**Task details:**
Work out the number of lines containing "address". Answer with nothing but that number.

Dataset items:

□ □ □ □ □ □ □

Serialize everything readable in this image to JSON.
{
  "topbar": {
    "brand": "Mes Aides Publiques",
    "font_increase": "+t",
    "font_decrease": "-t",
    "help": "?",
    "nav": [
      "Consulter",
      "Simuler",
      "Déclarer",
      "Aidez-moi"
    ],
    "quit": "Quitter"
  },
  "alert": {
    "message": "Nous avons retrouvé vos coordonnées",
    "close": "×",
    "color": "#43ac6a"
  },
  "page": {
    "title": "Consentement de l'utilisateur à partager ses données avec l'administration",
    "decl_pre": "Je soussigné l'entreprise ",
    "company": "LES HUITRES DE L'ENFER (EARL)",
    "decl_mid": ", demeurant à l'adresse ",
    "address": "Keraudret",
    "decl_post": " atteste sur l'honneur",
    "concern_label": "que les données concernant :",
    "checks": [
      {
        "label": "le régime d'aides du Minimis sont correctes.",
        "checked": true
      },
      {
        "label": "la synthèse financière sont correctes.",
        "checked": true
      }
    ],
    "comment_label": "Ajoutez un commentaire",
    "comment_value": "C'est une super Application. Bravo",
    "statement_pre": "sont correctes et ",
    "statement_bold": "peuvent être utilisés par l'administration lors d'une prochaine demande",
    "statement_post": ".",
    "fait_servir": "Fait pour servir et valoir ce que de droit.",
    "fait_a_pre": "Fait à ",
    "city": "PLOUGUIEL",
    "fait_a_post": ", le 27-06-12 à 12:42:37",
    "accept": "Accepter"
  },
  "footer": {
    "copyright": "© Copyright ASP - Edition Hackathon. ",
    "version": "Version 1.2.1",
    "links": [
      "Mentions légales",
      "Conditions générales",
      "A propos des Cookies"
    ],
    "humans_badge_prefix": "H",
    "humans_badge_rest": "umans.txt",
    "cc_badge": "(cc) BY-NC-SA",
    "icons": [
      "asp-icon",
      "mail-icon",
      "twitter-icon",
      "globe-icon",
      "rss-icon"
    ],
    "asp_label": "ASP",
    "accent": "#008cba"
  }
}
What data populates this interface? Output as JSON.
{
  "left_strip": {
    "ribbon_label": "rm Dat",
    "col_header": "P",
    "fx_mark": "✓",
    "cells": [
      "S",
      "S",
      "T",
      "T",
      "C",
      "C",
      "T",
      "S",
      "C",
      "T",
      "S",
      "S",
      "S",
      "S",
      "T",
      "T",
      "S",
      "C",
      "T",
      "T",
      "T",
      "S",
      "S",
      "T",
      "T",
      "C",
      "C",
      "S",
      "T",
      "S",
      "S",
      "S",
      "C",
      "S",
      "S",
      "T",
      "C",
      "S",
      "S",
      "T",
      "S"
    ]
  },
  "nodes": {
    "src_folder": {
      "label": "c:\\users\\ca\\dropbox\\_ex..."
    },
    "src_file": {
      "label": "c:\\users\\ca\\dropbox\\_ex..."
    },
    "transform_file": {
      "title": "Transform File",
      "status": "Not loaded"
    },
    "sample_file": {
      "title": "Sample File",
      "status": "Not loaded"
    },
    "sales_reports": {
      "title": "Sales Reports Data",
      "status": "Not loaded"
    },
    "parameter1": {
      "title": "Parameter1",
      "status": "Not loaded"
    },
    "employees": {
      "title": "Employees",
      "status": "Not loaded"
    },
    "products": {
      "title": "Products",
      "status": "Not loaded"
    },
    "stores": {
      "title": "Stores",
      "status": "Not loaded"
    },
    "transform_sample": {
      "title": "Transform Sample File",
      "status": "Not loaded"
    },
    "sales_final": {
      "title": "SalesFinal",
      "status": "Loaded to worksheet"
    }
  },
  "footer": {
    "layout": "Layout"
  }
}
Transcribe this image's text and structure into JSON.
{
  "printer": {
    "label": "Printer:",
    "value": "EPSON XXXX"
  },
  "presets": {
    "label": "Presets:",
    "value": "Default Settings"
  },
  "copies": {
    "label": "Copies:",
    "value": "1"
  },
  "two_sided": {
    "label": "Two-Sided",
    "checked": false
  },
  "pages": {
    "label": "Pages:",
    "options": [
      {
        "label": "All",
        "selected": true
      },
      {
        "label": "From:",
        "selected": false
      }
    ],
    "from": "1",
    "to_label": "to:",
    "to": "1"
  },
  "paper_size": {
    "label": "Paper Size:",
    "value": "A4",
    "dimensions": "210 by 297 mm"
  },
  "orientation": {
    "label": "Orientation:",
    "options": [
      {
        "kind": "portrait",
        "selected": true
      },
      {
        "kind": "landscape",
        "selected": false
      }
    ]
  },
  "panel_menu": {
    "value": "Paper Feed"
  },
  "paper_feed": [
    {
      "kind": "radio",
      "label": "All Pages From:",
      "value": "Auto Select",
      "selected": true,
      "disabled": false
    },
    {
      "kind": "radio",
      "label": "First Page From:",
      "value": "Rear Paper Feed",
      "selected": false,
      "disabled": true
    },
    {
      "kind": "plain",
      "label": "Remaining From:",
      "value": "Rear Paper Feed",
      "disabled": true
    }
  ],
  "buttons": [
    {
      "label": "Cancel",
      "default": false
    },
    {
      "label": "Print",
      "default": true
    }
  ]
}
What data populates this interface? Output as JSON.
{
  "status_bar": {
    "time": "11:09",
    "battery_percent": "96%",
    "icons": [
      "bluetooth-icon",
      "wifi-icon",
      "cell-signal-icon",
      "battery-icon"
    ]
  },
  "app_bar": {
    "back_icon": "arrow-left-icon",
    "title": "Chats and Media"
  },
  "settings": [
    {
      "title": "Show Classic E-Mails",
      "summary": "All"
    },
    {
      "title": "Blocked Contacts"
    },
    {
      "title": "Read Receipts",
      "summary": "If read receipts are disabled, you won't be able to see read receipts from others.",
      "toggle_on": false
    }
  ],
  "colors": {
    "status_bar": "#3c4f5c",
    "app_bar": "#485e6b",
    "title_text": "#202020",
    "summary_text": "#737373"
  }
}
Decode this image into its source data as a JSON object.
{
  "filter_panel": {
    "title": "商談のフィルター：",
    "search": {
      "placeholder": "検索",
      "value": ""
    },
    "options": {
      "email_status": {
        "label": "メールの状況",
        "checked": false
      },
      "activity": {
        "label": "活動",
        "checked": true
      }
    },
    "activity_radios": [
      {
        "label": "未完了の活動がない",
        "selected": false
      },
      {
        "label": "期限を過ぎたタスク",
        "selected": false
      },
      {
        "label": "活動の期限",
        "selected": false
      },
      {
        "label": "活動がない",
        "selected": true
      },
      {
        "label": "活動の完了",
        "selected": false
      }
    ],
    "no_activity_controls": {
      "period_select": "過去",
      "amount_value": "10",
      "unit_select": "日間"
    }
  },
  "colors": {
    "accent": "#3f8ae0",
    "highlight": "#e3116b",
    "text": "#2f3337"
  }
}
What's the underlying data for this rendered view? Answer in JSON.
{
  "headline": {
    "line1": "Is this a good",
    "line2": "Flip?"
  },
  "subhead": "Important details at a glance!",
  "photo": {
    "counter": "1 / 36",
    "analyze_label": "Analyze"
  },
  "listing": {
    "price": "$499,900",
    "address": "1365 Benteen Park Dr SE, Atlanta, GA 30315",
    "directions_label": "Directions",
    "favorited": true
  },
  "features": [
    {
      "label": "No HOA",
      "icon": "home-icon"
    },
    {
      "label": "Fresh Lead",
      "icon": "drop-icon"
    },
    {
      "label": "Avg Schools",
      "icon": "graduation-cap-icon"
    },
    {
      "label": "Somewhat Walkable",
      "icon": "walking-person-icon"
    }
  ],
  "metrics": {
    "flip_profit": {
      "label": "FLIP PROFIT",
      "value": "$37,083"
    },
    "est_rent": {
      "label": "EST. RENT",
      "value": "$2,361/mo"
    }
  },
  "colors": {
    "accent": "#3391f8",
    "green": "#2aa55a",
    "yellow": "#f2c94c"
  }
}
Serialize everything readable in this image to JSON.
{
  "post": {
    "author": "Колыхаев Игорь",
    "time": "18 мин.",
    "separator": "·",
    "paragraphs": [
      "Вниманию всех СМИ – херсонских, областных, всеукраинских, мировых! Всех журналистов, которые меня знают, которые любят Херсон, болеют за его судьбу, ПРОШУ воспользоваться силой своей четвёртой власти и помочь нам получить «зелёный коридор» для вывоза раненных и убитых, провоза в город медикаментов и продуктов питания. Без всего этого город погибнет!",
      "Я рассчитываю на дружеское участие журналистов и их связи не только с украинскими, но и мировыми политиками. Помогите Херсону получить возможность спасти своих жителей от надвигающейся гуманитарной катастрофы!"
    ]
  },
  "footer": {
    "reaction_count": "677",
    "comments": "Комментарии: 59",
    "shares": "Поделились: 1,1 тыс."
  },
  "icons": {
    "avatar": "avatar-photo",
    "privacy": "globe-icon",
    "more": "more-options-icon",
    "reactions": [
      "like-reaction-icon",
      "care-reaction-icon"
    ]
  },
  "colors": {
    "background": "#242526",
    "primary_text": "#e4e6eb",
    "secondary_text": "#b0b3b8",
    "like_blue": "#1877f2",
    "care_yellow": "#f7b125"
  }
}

□ □ □ □ □ □ □

**Finished answer:**
2